[Start of Listed entries]
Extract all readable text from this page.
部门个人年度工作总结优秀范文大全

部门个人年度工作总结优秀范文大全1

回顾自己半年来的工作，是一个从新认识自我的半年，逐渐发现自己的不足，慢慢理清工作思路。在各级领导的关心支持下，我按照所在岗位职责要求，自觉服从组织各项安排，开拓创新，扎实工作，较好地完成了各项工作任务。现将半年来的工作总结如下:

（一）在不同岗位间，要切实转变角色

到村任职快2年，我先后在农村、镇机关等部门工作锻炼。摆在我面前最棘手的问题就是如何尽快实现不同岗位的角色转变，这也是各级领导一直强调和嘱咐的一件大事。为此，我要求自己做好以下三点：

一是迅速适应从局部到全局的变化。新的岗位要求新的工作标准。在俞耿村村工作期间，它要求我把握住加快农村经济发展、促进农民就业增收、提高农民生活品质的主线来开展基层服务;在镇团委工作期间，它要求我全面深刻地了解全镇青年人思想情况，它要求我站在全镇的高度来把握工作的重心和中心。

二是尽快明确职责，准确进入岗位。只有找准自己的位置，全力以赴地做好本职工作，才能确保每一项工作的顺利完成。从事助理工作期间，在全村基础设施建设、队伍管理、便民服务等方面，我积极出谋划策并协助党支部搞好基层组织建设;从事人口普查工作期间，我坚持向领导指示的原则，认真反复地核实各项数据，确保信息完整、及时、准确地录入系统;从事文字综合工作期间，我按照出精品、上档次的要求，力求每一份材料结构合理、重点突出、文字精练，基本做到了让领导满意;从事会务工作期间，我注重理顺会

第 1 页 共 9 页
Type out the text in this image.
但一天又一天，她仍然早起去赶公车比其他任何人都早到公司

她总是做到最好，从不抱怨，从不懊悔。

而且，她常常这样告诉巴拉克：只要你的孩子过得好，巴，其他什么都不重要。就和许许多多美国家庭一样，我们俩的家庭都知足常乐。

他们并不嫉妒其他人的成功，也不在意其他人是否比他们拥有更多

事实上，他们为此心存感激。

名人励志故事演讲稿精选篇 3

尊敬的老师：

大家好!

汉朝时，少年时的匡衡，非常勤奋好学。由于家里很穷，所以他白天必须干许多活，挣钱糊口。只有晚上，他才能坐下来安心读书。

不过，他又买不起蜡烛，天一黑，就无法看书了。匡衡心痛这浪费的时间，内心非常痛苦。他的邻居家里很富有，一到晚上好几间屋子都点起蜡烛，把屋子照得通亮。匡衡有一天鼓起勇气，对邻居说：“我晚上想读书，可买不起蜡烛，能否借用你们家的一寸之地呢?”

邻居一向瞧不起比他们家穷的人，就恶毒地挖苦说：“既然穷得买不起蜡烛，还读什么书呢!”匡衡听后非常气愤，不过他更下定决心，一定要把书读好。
[End of Listed entries]
Copy out each line of the records where the string "text" appears.

The solution »
Extract all readable text from this page.
Type out the text in this image.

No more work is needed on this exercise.